▸ **Exercise description**: Check each line of the entries below for the string "that"; copy every line where it appears.

▸ **Data to use**:
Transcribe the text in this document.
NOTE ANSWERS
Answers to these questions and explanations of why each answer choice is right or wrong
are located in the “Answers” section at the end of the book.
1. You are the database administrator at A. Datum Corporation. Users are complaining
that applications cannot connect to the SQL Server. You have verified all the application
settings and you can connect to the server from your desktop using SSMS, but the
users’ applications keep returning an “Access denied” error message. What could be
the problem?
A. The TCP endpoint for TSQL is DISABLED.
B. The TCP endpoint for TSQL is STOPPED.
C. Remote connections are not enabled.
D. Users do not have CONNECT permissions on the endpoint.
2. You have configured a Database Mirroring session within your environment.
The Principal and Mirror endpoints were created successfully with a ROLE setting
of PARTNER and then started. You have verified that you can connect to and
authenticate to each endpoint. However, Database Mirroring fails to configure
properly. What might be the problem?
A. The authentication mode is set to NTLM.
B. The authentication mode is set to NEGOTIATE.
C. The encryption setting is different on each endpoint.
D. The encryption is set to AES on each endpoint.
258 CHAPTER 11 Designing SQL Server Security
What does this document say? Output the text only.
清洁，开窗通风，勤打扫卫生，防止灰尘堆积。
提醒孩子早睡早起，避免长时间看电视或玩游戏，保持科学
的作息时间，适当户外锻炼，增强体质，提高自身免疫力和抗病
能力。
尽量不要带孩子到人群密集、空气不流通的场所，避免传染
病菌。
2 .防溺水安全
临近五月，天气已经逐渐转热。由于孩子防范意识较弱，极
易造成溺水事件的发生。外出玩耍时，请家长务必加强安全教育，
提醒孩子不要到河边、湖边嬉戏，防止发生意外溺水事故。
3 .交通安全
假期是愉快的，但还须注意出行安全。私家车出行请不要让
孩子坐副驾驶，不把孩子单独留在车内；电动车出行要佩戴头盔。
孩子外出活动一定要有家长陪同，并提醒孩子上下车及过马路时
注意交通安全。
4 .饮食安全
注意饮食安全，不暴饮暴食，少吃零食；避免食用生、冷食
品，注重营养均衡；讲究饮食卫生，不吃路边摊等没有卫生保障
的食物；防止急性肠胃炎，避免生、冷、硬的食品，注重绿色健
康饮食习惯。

▸ **Complete output**:
that applications cannot connect to the SQL Server. You have verified all the application
of PARTNER and then started. You have verified that you can connect to and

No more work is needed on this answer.